Short problem
Copy each line of the records that contains the word "background".

Data provided
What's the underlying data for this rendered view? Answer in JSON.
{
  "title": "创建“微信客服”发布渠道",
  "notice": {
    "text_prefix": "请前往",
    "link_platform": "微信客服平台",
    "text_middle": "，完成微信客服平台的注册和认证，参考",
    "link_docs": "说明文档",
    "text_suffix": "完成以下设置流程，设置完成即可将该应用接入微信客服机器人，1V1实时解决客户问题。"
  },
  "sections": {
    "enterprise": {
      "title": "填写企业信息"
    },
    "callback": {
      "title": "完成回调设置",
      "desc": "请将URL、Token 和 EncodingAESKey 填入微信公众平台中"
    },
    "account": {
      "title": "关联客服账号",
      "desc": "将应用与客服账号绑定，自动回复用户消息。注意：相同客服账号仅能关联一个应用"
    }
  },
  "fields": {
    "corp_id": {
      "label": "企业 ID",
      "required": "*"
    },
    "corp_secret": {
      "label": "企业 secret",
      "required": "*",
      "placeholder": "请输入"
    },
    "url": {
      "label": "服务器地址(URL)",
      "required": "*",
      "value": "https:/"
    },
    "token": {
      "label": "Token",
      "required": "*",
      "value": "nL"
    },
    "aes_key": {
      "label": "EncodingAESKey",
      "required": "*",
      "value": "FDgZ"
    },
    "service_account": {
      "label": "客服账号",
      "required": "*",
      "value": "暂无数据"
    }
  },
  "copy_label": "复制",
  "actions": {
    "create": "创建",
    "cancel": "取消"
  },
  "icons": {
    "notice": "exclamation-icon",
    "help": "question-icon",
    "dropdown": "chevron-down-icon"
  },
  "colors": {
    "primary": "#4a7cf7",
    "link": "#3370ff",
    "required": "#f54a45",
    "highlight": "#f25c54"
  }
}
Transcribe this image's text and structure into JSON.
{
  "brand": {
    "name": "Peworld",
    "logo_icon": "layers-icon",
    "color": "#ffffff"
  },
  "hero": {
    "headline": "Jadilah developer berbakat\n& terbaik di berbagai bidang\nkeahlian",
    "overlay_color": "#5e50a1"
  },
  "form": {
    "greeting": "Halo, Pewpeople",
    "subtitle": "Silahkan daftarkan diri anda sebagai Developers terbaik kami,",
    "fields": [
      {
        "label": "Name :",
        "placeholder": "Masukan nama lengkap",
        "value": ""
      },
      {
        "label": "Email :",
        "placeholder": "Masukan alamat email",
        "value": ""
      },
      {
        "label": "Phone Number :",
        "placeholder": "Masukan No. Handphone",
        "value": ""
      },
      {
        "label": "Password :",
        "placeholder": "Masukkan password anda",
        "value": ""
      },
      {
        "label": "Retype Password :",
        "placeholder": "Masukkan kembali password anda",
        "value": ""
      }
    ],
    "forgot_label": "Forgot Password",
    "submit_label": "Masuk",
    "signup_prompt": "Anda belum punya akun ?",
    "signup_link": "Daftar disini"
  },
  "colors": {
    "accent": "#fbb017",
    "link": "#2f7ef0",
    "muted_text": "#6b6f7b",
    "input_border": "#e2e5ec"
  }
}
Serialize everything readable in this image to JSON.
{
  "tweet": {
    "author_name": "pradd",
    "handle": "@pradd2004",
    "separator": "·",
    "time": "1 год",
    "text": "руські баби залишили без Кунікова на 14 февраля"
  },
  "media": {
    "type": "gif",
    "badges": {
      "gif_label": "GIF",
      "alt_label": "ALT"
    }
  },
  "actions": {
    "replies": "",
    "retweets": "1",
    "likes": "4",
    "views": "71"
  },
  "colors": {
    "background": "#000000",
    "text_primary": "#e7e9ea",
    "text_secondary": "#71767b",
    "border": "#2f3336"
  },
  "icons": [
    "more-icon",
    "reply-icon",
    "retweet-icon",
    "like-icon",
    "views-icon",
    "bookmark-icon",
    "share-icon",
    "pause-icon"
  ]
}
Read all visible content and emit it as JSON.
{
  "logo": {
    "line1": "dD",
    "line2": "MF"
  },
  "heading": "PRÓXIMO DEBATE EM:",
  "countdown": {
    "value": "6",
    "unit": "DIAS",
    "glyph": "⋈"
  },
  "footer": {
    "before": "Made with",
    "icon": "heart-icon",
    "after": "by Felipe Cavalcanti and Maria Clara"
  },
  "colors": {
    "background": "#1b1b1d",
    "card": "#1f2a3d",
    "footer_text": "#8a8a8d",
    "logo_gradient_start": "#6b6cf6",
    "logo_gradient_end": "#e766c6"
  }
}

Final result
    "background": "#000000",
    "background": "#1b1b1d",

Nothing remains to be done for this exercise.